--- The records Enclosed Below ---

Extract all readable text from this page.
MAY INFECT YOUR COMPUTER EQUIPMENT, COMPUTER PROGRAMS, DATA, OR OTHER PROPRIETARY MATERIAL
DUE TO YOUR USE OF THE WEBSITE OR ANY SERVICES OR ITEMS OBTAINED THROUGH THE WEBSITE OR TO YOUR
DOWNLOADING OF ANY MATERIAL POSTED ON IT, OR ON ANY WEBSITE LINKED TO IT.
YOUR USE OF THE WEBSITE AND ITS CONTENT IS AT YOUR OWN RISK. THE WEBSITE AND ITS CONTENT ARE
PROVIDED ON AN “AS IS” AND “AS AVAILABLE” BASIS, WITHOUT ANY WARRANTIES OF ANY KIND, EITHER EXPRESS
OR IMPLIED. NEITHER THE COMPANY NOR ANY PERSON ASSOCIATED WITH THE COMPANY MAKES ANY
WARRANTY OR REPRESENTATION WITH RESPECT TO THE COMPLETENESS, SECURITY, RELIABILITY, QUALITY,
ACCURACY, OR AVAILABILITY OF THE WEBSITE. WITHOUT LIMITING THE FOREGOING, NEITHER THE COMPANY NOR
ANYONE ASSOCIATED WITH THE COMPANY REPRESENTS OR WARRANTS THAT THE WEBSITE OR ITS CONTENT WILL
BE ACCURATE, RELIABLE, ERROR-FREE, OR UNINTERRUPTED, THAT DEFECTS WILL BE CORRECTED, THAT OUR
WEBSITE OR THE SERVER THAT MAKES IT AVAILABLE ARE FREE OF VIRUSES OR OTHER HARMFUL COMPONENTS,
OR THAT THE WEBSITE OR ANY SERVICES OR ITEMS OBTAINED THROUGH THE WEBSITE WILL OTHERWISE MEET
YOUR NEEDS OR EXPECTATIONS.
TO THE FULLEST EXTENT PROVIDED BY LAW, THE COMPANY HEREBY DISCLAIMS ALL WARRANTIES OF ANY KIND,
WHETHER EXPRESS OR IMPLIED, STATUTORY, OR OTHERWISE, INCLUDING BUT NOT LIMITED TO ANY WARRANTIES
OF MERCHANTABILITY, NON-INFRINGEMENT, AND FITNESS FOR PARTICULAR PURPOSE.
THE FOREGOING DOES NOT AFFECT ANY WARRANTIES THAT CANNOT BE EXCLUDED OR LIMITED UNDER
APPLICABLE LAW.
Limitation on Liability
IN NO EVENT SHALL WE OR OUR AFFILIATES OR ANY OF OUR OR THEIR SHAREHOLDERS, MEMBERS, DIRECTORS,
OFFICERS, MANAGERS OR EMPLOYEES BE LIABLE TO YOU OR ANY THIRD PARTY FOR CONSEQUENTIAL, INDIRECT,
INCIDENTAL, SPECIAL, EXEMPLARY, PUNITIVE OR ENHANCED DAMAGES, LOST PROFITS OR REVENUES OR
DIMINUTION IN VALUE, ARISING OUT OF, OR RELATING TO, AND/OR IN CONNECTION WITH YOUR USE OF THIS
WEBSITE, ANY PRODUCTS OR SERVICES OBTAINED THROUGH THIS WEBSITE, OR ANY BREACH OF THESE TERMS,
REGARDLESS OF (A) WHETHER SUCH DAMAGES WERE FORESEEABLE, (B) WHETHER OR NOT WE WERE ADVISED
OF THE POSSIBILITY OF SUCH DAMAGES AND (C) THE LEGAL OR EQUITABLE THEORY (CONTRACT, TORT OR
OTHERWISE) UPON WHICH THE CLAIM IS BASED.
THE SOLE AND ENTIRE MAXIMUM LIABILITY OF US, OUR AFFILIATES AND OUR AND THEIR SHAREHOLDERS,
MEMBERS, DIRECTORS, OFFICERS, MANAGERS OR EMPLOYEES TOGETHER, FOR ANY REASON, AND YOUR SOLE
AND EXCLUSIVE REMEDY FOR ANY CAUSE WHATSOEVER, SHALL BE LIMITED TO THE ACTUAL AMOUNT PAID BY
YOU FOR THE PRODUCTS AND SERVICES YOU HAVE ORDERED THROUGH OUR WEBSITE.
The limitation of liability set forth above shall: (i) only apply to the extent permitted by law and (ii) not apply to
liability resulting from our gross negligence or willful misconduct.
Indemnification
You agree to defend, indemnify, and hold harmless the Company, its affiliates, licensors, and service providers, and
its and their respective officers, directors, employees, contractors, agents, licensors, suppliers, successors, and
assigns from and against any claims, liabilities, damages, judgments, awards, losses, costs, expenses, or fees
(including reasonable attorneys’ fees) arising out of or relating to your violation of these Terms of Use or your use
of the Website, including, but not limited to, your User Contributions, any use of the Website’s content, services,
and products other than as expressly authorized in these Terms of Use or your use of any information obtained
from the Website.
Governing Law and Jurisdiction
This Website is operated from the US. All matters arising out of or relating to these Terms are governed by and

--- End of Enclosed The records ---

> **Work instruction**
Which of the lines above carry the string "KIND"? Copy every one.

> **Task solution**
PROVIDED ON AN “AS IS” AND “AS AVAILABLE” BASIS, WITHOUT ANY WARRANTIES OF ANY KIND, EITHER EXPRESS
TO THE FULLEST EXTENT PROVIDED BY LAW, THE COMPANY HEREBY DISCLAIMS ALL WARRANTIES OF ANY KIND,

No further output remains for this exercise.